Data excerpts
= Beginning of Section =

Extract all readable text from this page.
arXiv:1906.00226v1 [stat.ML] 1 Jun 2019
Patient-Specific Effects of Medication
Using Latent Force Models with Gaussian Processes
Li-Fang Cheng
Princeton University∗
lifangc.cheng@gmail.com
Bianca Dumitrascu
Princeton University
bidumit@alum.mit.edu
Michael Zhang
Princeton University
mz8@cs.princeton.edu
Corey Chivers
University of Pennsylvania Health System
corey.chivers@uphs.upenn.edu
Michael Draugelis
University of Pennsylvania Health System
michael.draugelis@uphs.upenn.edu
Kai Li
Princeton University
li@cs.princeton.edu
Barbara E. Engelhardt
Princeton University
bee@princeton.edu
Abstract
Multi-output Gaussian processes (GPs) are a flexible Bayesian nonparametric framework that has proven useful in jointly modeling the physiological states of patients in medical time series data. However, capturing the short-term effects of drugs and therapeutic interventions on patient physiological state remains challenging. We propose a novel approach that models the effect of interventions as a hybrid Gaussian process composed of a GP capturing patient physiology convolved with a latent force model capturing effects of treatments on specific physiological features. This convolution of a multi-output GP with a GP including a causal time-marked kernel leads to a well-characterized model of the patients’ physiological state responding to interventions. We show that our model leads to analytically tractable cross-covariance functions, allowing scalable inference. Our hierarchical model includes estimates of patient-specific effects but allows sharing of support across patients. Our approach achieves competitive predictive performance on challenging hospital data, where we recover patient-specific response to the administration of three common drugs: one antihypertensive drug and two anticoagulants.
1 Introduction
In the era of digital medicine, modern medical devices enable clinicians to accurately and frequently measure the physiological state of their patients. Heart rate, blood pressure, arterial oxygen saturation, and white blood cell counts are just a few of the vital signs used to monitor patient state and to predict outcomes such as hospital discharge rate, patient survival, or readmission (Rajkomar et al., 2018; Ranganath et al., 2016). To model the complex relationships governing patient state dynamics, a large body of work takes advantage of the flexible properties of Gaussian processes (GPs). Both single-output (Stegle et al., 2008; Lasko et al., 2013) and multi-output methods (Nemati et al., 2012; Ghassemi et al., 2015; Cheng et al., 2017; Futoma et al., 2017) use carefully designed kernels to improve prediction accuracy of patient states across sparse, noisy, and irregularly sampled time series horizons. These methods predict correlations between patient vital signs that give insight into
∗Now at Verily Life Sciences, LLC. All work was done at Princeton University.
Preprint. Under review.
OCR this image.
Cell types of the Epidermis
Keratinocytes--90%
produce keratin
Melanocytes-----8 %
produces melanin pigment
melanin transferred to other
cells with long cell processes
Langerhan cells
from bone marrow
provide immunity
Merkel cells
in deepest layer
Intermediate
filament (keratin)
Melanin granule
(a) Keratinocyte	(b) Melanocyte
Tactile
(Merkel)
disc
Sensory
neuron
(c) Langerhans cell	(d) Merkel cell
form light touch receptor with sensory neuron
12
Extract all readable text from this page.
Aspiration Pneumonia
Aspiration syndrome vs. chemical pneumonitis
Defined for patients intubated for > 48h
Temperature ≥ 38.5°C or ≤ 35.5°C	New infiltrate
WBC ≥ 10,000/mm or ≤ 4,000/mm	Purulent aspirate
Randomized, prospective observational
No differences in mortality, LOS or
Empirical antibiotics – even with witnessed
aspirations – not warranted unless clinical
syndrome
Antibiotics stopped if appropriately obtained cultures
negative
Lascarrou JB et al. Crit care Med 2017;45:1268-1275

= End of Section =

- **TASK BRIEF**:
This calls for an exact transcription of every entry above.

- **ANSWER TO THE PROBLEM**:
Extract all readable text from this page.
arXiv:1906.00226v1 [stat.ML] 1 Jun 2019
Patient-Specific Effects of Medication
Using Latent Force Models with Gaussian Processes
Li-Fang Cheng
Princeton University∗
lifangc.cheng@gmail.com
Bianca Dumitrascu
Princeton University
bidumit@alum.mit.edu
Michael Zhang
Princeton University
mz8@cs.princeton.edu
Corey Chivers
University of Pennsylvania Health System
corey.chivers@uphs.upenn.edu
Michael Draugelis
University of Pennsylvania Health System
michael.draugelis@uphs.upenn.edu
Kai Li
Princeton University
li@cs.princeton.edu
Barbara E. Engelhardt
Princeton University
bee@princeton.edu
Abstract
Multi-output Gaussian processes (GPs) are a flexible Bayesian nonparametric framework that has proven useful in jointly modeling the physiological states of patients in medical time series data. However, capturing the short-term effects of drugs and therapeutic interventions on patient physiological state remains challenging. We propose a novel approach that models the effect of interventions as a hybrid Gaussian process composed of a GP capturing patient physiology convolved with a latent force model capturing effects of treatments on specific physiological features. This convolution of a multi-output GP with a GP including a causal time-marked kernel leads to a well-characterized model of the patients’ physiological state responding to interventions. We show that our model leads to analytically tractable cross-covariance functions, allowing scalable inference. Our hierarchical model includes estimates of patient-specific effects but allows sharing of support across patients. Our approach achieves competitive predictive performance on challenging hospital data, where we recover patient-specific response to the administration of three common drugs: one antihypertensive drug and two anticoagulants.
1 Introduction
In the era of digital medicine, modern medical devices enable clinicians to accurately and frequently measure the physiological state of their patients. Heart rate, blood pressure, arterial oxygen saturation, and white blood cell counts are just a few of the vital signs used to monitor patient state and to predict outcomes such as hospital discharge rate, patient survival, or readmission (Rajkomar et al., 2018; Ranganath et al., 2016). To model the complex relationships governing patient state dynamics, a large body of work takes advantage of the flexible properties of Gaussian processes (GPs). Both single-output (Stegle et al., 2008; Lasko et al., 2013) and multi-output methods (Nemati et al., 2012; Ghassemi et al., 2015; Cheng et al., 2017; Futoma et al., 2017) use carefully designed kernels to improve prediction accuracy of patient states across sparse, noisy, and irregularly sampled time series horizons. These methods predict correlations between patient vital signs that give insight into
∗Now at Verily Life Sciences, LLC. All work was done at Princeton University.
Preprint. Under review.
OCR this image.
Cell types of the Epidermis
Keratinocytes--90%
produce keratin
Melanocytes-----8 %
produces melanin pigment
melanin transferred to other
cells with long cell processes
Langerhan cells
from bone marrow
provide immunity
Merkel cells
in deepest layer
Intermediate
filament (keratin)
Melanin granule
(a) Keratinocyte	(b) Melanocyte
Tactile
(Merkel)
disc
Sensory
neuron
(c) Langerhans cell	(d) Merkel cell
form light touch receptor with sensory neuron
12
Extract all readable text from this page.
Aspiration Pneumonia
Aspiration syndrome vs. chemical pneumonitis
Defined for patients intubated for > 48h
Temperature ≥ 38.5°C or ≤ 35.5°C	New infiltrate
WBC ≥ 10,000/mm or ≤ 4,000/mm	Purulent aspirate
Randomized, prospective observational
No differences in mortality, LOS or
Empirical antibiotics – even with witnessed
aspirations – not warranted unless clinical
syndrome
Antibiotics stopped if appropriately obtained cultures
negative
Lascarrou JB et al. Crit care Med 2017;45:1268-1275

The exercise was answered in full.